◆ Exercise goal
From the listing below, pull out the lines that hold "title".

◆ Exercise inputs
++++++++++++++++++++
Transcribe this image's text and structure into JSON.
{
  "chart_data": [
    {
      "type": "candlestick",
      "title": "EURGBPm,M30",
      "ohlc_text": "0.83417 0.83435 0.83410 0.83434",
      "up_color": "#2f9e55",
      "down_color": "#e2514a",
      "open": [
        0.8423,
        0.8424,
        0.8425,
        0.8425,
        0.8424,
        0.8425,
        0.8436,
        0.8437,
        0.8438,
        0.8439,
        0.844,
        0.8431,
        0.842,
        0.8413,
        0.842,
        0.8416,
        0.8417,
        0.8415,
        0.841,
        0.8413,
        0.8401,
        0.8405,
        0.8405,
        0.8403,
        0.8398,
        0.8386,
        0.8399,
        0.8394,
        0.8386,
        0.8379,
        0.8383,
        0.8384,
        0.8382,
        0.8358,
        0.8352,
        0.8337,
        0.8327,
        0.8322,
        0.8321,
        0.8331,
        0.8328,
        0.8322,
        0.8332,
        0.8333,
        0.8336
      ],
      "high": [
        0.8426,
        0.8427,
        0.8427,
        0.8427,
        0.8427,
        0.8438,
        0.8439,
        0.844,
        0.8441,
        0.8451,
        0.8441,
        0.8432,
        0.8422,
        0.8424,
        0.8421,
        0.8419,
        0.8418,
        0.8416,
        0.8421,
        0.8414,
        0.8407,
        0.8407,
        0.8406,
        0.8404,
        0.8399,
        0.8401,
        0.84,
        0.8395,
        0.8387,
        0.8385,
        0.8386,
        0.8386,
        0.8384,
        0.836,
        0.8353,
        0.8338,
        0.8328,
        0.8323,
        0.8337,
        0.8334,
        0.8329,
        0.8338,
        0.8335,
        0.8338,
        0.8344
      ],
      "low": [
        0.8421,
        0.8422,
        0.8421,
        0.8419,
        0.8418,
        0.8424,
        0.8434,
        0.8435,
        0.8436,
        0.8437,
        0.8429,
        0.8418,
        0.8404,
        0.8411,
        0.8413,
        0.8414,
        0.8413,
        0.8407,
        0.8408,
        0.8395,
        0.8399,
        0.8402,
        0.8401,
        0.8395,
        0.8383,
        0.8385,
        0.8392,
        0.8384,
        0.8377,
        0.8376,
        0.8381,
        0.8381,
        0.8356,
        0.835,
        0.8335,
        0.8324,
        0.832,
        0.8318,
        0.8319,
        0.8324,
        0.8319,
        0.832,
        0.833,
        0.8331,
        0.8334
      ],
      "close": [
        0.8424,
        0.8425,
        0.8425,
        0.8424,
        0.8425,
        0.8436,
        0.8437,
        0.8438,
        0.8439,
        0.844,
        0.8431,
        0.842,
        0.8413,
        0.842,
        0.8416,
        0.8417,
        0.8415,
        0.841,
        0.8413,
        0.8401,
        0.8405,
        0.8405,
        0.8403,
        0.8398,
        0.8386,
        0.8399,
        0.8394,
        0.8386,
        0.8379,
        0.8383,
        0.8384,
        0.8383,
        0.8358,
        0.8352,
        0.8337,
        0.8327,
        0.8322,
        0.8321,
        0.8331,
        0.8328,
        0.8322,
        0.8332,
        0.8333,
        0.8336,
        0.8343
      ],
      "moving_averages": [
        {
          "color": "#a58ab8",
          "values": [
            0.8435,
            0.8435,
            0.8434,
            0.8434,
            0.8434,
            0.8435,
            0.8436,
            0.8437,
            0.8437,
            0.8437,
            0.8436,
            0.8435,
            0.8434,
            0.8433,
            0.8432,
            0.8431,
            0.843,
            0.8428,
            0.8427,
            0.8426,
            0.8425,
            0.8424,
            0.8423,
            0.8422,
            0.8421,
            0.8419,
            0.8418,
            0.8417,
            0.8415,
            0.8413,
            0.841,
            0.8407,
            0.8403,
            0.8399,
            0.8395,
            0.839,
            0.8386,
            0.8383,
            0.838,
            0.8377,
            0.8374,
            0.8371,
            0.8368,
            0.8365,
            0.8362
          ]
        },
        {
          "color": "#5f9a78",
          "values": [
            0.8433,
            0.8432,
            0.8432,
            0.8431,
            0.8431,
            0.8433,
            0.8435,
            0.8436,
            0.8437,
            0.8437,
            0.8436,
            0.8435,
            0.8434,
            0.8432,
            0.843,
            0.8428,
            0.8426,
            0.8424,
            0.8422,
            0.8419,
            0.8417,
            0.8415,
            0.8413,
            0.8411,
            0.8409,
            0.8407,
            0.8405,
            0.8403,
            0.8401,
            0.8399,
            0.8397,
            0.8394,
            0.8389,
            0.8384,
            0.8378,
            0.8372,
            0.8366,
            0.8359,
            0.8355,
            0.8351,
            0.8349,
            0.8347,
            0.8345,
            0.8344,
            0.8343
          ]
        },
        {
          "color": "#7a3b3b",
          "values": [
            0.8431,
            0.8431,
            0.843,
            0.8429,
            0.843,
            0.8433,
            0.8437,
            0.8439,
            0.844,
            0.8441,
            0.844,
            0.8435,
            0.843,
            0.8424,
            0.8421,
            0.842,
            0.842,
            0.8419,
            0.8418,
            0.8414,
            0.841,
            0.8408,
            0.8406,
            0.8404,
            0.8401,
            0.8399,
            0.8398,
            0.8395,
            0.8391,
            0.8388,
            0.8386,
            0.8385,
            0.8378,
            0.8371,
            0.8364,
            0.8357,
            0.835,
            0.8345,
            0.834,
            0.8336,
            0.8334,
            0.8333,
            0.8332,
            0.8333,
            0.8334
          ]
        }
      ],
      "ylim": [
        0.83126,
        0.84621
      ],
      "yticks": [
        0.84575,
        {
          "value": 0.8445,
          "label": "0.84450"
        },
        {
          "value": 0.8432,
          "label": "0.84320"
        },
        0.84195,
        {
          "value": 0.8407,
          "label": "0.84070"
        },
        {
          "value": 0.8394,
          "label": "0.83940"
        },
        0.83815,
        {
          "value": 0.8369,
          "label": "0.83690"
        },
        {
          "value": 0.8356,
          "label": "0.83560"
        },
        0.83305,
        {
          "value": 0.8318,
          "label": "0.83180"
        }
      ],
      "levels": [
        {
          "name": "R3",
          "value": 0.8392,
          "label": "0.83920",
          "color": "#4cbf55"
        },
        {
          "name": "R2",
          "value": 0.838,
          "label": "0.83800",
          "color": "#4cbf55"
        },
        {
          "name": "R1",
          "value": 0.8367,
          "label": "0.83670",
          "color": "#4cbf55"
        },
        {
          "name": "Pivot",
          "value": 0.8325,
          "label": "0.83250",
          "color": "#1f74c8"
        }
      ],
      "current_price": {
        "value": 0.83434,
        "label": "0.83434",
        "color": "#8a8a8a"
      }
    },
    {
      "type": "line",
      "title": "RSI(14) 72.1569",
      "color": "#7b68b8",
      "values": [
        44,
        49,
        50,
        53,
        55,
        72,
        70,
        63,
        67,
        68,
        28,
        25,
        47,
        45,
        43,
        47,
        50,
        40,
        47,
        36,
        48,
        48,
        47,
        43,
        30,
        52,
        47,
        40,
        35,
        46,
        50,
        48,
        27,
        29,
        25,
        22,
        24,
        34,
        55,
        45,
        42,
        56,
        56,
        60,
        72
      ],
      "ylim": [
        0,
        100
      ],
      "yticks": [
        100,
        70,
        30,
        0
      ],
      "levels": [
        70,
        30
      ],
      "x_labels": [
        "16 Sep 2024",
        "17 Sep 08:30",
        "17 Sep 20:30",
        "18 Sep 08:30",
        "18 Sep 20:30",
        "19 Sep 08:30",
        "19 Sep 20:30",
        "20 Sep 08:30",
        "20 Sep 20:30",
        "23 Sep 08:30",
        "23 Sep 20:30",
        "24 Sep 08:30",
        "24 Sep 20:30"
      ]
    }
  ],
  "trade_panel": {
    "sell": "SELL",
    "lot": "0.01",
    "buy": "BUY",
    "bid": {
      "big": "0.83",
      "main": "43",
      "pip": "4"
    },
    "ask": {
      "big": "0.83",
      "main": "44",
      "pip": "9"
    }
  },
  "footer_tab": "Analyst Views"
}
++++++++++++++++++++
◆ Solution to this problem
      "title": "EURGBPm,M30",
      "title": "RSI(14) 72.1569",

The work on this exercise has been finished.